What to work on: Copy every line of the entries that includes the word "content".

Input data:
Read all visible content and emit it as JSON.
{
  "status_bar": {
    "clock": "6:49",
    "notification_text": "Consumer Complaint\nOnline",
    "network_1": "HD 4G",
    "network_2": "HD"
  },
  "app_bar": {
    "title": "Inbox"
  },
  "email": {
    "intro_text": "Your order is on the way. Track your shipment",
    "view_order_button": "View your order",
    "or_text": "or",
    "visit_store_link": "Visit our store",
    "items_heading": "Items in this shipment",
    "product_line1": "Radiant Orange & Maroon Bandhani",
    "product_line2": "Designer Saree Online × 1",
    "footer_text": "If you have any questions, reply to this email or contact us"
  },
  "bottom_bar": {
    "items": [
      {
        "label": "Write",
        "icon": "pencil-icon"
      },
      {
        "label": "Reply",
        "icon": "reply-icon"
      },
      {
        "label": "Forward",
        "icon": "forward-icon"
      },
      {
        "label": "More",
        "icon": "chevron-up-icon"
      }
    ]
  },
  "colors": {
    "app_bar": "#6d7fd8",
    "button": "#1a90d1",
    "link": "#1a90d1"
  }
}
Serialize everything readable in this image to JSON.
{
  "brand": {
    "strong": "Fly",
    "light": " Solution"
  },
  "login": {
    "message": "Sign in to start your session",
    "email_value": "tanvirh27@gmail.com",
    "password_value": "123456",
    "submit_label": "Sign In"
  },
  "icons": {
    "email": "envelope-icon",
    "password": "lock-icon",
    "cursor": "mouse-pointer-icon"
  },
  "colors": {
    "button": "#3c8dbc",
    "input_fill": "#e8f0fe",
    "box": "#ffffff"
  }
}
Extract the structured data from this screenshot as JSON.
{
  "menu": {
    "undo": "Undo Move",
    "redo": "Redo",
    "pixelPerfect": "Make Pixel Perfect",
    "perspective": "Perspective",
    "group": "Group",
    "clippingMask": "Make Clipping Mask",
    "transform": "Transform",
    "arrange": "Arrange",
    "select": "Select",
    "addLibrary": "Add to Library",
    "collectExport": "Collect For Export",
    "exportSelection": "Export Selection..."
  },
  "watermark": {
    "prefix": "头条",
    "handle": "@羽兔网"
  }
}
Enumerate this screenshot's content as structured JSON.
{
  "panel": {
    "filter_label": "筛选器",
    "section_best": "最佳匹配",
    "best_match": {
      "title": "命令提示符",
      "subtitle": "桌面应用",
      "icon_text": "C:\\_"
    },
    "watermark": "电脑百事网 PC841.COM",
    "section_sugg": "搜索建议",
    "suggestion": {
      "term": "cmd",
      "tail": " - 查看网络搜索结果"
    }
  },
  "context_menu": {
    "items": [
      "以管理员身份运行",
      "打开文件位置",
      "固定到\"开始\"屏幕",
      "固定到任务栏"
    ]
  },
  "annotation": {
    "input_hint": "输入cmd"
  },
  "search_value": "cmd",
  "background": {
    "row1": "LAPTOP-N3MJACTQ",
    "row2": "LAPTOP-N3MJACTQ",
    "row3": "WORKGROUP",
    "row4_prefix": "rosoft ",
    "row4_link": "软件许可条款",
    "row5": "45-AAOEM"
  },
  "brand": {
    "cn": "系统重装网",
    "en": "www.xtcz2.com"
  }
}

Complete response:
Read all visible content and emit it as JSON.
Enumerate this screenshot's content as structured JSON.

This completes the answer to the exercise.